PROBLEM TO SOLVE - Write out each entry, exactly the way it appears.

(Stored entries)
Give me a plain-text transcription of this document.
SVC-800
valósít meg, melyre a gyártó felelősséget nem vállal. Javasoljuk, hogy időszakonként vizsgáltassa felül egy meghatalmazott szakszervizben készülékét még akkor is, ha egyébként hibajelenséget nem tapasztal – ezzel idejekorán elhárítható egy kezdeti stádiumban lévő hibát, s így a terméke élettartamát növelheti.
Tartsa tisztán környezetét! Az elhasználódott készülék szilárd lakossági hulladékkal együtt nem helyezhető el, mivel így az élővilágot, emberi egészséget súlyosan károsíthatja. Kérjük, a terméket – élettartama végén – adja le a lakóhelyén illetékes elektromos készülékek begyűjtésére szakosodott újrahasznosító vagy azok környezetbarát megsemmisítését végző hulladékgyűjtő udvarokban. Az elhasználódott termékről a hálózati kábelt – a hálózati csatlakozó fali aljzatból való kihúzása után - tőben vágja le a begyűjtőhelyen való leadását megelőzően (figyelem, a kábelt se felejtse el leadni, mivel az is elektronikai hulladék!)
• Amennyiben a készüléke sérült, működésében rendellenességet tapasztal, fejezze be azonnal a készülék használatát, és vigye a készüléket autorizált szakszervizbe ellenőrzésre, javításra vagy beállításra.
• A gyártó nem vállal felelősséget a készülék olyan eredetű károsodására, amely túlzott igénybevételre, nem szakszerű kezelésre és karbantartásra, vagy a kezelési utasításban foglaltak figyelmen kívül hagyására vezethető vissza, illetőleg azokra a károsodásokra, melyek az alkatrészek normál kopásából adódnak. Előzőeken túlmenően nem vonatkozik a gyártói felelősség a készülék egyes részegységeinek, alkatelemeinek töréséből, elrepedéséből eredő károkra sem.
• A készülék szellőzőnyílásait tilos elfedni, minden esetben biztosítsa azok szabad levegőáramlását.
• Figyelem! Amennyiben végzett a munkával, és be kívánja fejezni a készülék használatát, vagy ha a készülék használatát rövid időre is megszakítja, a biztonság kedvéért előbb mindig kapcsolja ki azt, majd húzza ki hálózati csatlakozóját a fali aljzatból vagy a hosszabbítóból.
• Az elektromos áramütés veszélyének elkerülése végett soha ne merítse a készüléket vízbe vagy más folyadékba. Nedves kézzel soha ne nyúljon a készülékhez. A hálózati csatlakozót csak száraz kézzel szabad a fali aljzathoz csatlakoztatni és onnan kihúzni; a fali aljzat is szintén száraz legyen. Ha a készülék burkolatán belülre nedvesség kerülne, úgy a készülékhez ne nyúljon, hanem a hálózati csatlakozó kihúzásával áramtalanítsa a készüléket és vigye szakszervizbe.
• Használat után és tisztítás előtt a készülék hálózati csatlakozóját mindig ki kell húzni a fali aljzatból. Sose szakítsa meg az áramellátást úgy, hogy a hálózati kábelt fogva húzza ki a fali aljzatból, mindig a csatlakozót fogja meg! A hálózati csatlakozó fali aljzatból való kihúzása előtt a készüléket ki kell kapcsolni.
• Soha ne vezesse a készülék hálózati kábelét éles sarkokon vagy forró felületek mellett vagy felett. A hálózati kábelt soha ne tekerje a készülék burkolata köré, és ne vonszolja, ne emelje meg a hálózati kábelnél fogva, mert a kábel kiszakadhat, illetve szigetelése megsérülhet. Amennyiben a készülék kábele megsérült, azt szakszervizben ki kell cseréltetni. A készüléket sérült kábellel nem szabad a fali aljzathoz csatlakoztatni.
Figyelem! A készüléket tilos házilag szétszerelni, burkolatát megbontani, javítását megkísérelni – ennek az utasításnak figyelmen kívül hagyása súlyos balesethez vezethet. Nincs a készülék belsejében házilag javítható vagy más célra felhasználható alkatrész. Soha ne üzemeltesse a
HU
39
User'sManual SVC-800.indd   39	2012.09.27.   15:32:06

ANSWER FOR THE TASK -
Give me a plain-text transcription of this document.
SVC-800
valósít meg, melyre a gyártó felelősséget nem vállal. Javasoljuk, hogy időszakonként vizsgáltassa felül egy meghatalmazott szakszervizben készülékét még akkor is, ha egyébként hibajelenséget nem tapasztal – ezzel idejekorán elhárítható egy kezdeti stádiumban lévő hibát, s így a terméke élettartamát növelheti.
Tartsa tisztán környezetét! Az elhasználódott készülék szilárd lakossági hulladékkal együtt nem helyezhető el, mivel így az élővilágot, emberi egészséget súlyosan károsíthatja. Kérjük, a terméket – élettartama végén – adja le a lakóhelyén illetékes elektromos készülékek begyűjtésére szakosodott újrahasznosító vagy azok környezetbarát megsemmisítését végző hulladékgyűjtő udvarokban. Az elhasználódott termékről a hálózati kábelt – a hálózati csatlakozó fali aljzatból való kihúzása után - tőben vágja le a begyűjtőhelyen való leadását megelőzően (figyelem, a kábelt se felejtse el leadni, mivel az is elektronikai hulladék!)
• Amennyiben a készüléke sérült, működésében rendellenességet tapasztal, fejezze be azonnal a készülék használatát, és vigye a készüléket autorizált szakszervizbe ellenőrzésre, javításra vagy beállításra.
• A gyártó nem vállal felelősséget a készülék olyan eredetű károsodására, amely túlzott igénybevételre, nem szakszerű kezelésre és karbantartásra, vagy a kezelési utasításban foglaltak figyelmen kívül hagyására vezethető vissza, illetőleg azokra a károsodásokra, melyek az alkatrészek normál kopásából adódnak. Előzőeken túlmenően nem vonatkozik a gyártói felelősség a készülék egyes részegységeinek, alkatelemeinek töréséből, elrepedéséből eredő károkra sem.
• A készülék szellőzőnyílásait tilos elfedni, minden esetben biztosítsa azok szabad levegőáramlását.
• Figyelem! Amennyiben végzett a munkával, és be kívánja fejezni a készülék használatát, vagy ha a készülék használatát rövid időre is megszakítja, a biztonság kedvéért előbb mindig kapcsolja ki azt, majd húzza ki hálózati csatlakozóját a fali aljzatból vagy a hosszabbítóból.
• Az elektromos áramütés veszélyének elkerülése végett soha ne merítse a készüléket vízbe vagy más folyadékba. Nedves kézzel soha ne nyúljon a készülékhez. A hálózati csatlakozót csak száraz kézzel szabad a fali aljzathoz csatlakoztatni és onnan kihúzni; a fali aljzat is szintén száraz legyen. Ha a készülék burkolatán belülre nedvesség kerülne, úgy a készülékhez ne nyúljon, hanem a hálózati csatlakozó kihúzásával áramtalanítsa a készüléket és vigye szakszervizbe.
• Használat után és tisztítás előtt a készülék hálózati csatlakozóját mindig ki kell húzni a fali aljzatból. Sose szakítsa meg az áramellátást úgy, hogy a hálózati kábelt fogva húzza ki a fali aljzatból, mindig a csatlakozót fogja meg! A hálózati csatlakozó fali aljzatból való kihúzása előtt a készüléket ki kell kapcsolni.
• Soha ne vezesse a készülék hálózati kábelét éles sarkokon vagy forró felületek mellett vagy felett. A hálózati kábelt soha ne tekerje a készülék burkolata köré, és ne vonszolja, ne emelje meg a hálózati kábelnél fogva, mert a kábel kiszakadhat, illetve szigetelése megsérülhet. Amennyiben a készülék kábele megsérült, azt szakszervizben ki kell cseréltetni. A készüléket sérült kábellel nem szabad a fali aljzathoz csatlakoztatni.
Figyelem! A készüléket tilos házilag szétszerelni, burkolatát megbontani, javítását megkísérelni – ennek az utasításnak figyelmen kívül hagyása súlyos balesethez vezethet. Nincs a készülék belsejében házilag javítható vagy más célra felhasználható alkatrész. Soha ne üzemeltesse a
HU
39
User'sManual SVC-800.indd   39	2012.09.27.   15:32:06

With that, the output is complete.